• Requirements:
Scan the data that follows and count the lines with the string "jedné"; answer with the count alone.

>> Start Records for the task

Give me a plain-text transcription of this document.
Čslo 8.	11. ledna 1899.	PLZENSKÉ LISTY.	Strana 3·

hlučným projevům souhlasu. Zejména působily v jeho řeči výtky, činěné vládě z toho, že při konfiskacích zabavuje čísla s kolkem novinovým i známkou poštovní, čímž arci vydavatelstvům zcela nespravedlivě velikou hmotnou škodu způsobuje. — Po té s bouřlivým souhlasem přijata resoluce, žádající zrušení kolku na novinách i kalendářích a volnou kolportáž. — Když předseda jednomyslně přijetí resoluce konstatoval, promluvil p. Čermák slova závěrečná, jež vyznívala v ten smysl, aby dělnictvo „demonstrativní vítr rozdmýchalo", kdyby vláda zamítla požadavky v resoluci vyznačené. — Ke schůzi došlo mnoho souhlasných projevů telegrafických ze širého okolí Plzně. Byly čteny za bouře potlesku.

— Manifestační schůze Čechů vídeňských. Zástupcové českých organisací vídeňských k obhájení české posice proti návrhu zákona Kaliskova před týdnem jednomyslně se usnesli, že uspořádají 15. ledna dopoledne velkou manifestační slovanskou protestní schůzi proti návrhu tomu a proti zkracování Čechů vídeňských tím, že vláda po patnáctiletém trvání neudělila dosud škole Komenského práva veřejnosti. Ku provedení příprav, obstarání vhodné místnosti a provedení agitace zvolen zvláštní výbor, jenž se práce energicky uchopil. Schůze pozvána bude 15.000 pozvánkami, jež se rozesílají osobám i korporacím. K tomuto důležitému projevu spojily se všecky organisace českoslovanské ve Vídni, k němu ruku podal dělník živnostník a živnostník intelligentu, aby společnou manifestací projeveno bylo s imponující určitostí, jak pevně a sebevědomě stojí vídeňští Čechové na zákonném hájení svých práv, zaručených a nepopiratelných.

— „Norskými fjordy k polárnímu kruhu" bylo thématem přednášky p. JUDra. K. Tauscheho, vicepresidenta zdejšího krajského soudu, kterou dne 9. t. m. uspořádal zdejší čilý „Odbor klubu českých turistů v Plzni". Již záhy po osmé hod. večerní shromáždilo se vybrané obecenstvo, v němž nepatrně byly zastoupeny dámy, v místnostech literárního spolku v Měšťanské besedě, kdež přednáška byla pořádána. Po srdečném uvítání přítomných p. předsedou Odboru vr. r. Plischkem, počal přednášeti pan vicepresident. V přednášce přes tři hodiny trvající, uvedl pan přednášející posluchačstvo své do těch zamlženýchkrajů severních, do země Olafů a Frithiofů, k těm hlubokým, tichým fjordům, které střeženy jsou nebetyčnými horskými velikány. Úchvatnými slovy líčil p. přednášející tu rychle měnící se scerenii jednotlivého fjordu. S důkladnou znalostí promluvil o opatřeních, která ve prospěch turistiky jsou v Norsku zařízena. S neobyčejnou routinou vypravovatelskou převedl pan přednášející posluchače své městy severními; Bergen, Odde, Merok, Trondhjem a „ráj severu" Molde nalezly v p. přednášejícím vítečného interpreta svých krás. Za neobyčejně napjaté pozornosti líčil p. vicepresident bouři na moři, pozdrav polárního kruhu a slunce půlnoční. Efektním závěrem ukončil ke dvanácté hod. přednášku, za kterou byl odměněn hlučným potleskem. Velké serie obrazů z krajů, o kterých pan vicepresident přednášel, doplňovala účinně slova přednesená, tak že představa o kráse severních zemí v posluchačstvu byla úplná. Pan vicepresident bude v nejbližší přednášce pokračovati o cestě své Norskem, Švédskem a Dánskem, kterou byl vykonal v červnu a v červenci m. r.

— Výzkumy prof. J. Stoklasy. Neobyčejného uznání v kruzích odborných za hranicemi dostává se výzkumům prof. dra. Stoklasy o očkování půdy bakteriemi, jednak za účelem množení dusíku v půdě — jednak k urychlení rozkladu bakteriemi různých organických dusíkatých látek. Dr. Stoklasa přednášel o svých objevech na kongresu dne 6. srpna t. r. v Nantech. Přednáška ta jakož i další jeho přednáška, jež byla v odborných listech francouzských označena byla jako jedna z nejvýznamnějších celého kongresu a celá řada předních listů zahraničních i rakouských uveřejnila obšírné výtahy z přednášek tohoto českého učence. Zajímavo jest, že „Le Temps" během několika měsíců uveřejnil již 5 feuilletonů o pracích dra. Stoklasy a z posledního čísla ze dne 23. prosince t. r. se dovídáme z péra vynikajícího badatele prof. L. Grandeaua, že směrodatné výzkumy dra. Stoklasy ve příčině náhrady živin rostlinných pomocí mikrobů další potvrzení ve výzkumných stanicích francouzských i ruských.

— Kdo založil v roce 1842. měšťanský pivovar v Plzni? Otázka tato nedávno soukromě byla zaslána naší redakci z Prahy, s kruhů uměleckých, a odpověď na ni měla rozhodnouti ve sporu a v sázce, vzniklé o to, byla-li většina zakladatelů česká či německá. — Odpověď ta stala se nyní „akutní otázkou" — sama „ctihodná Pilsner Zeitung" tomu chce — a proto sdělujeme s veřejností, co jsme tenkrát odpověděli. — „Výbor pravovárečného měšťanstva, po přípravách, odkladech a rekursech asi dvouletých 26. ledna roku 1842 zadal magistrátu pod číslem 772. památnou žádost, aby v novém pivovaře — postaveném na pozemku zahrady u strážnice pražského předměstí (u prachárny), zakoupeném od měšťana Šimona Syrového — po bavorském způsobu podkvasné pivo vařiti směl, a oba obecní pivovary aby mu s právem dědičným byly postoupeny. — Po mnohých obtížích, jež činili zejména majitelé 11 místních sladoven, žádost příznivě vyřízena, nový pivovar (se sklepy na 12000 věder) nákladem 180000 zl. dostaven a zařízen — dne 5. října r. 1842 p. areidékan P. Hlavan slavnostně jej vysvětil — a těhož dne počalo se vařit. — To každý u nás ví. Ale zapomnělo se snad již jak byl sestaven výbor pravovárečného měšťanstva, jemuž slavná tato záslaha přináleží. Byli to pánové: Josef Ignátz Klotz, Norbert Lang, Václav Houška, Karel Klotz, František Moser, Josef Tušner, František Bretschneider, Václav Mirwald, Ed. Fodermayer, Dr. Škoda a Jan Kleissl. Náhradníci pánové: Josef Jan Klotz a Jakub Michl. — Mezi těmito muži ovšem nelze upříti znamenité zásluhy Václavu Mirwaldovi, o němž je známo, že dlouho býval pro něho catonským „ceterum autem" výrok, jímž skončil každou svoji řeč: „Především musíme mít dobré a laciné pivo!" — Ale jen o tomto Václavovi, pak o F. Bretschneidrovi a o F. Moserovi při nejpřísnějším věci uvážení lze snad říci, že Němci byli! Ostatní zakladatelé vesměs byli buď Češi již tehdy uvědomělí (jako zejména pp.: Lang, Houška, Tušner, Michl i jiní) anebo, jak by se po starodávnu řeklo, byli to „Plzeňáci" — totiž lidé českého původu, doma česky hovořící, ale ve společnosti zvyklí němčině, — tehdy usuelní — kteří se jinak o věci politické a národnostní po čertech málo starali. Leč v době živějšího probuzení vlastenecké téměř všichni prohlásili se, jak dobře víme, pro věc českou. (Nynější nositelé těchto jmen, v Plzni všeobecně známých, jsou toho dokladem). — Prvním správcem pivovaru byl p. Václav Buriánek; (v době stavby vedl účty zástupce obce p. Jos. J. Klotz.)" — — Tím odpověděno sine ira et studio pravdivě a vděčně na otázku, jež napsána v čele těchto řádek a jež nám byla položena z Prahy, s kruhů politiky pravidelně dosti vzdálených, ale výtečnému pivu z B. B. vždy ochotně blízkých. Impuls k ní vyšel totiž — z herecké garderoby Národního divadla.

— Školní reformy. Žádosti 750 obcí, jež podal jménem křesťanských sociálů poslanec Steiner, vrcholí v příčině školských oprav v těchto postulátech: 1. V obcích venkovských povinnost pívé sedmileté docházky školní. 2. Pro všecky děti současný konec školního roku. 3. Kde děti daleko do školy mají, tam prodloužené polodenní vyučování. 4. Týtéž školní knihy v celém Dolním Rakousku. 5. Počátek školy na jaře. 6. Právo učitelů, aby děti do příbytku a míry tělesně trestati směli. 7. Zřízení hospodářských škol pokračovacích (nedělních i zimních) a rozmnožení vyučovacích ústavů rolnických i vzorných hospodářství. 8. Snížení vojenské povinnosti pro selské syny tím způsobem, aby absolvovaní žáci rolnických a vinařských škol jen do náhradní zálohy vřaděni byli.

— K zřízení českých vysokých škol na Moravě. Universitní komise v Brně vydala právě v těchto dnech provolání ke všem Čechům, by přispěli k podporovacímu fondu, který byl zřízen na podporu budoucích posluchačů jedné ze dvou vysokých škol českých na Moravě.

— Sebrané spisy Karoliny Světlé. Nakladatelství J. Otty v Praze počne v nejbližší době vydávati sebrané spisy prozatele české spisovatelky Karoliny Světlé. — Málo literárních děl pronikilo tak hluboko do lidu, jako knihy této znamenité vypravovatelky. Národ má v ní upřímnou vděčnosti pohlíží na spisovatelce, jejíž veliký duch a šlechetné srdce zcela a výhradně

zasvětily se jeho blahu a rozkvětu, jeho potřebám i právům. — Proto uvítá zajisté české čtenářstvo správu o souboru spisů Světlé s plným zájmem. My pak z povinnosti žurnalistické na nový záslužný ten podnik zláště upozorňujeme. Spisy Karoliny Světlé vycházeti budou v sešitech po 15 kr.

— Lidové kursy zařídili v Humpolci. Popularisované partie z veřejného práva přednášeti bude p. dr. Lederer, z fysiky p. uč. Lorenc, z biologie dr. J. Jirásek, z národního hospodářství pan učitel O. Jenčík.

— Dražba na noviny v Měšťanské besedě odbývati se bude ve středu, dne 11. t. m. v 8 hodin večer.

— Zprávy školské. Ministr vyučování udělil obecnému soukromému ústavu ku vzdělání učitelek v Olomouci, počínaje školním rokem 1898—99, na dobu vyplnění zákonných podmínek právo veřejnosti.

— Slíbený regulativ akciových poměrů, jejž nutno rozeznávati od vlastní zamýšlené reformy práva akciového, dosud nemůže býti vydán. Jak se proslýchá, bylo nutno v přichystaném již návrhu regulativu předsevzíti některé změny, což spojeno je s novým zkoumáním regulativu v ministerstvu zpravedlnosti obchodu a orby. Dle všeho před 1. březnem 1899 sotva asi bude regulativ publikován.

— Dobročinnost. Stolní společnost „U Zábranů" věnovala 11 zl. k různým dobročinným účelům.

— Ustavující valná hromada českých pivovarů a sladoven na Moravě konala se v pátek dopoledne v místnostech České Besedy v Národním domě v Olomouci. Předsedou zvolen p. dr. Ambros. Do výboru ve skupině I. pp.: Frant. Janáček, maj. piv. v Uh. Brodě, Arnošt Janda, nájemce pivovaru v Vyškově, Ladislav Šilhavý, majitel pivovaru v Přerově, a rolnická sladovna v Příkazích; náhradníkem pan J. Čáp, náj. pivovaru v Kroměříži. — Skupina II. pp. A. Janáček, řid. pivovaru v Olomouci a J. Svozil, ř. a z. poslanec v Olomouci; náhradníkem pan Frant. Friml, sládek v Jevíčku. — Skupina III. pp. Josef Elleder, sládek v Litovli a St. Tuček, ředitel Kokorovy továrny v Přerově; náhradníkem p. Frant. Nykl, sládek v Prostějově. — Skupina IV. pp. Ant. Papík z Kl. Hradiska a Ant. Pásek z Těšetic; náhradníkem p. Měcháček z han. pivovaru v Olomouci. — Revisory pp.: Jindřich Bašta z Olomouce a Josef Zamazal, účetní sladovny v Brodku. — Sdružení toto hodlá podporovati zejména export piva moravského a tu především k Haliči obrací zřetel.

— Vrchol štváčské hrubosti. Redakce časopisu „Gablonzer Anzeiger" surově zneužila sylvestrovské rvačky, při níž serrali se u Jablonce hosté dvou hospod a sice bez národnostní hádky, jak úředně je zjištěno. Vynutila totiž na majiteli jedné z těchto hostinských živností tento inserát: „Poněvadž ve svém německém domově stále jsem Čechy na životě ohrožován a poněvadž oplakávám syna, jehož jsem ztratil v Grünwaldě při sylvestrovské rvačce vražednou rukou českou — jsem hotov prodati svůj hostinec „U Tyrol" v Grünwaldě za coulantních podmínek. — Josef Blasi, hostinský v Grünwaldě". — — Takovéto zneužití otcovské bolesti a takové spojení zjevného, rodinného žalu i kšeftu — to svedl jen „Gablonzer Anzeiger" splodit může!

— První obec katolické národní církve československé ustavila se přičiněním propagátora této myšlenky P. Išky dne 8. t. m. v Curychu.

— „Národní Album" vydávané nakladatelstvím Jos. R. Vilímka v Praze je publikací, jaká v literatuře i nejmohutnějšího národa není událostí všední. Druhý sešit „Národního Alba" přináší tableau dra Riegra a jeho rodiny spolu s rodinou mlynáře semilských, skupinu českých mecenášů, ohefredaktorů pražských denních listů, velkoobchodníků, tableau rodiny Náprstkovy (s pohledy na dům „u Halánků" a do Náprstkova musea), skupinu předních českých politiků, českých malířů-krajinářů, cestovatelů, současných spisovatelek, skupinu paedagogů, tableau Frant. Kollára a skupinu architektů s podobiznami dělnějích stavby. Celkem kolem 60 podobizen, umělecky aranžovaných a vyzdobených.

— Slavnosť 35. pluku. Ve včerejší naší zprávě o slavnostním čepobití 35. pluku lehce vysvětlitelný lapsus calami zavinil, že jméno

>> End Records for the task

• Finished task:
2